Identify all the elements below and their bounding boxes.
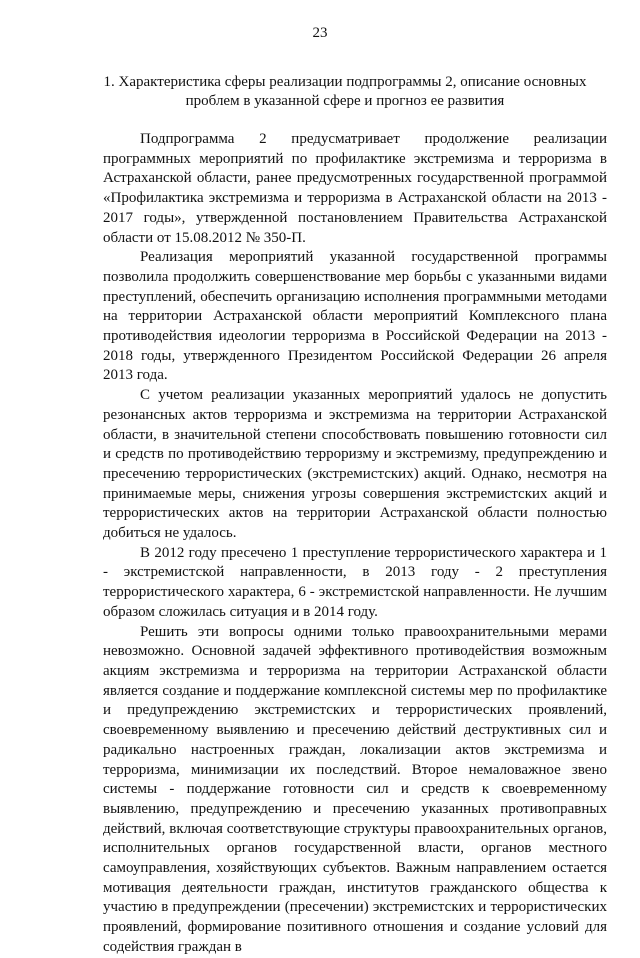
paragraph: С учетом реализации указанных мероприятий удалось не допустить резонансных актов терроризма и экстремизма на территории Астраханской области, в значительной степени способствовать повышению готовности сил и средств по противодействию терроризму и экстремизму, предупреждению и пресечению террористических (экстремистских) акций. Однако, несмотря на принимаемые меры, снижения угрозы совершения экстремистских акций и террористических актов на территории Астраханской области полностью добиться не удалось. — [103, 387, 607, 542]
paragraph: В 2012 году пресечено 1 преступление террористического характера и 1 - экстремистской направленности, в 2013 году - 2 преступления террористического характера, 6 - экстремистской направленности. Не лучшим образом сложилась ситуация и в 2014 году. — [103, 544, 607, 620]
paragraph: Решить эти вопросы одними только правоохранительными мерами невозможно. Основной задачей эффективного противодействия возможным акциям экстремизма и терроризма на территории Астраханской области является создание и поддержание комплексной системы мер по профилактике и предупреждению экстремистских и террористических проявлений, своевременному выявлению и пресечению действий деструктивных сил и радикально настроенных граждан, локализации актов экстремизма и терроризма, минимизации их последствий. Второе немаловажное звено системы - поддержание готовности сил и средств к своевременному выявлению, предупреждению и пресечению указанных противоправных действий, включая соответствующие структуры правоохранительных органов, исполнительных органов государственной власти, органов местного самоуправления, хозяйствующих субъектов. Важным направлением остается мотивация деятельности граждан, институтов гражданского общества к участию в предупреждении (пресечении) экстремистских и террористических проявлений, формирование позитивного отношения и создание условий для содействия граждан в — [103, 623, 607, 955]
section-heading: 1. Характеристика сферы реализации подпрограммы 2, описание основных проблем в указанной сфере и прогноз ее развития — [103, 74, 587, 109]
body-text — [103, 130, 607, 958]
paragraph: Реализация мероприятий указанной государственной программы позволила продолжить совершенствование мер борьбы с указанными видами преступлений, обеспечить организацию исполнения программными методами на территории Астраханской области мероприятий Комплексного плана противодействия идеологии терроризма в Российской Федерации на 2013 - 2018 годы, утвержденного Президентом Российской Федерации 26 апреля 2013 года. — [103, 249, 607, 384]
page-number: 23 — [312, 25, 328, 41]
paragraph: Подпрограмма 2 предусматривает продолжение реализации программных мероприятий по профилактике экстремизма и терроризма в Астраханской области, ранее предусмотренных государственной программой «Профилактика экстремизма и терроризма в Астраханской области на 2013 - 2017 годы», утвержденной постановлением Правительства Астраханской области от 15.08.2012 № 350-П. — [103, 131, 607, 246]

Problem to work on:
Please repeat the stretch of the data from the line containing "paragraph: С учетом" through the line containing "paragraph: В 2012", both included, word for word.

Response to the exercise:
paragraph: С учетом реализации указанных мероприятий удалось не допустить резонансных актов терроризма и экстремизма на территории Астраханской области, в значительной степени способствовать повышению готовности сил и средств по противодействию терроризму и экстремизму, предупреждению и пресечению террористических (экстремистских) акций. Однако, несмотря на принимаемые меры, снижения угрозы совершения экстремистских акций и террористических актов на территории Астраханской области полностью добиться не удалось. — [103, 387, 607, 542]
paragraph: В 2012 году пресечено 1 преступление террористического характера и 1 - экстремистской направленности, в 2013 году - 2 преступления террористического характера, 6 - экстремистской направленности. Не лучшим образом сложилась ситуация и в 2014 году. — [103, 544, 607, 620]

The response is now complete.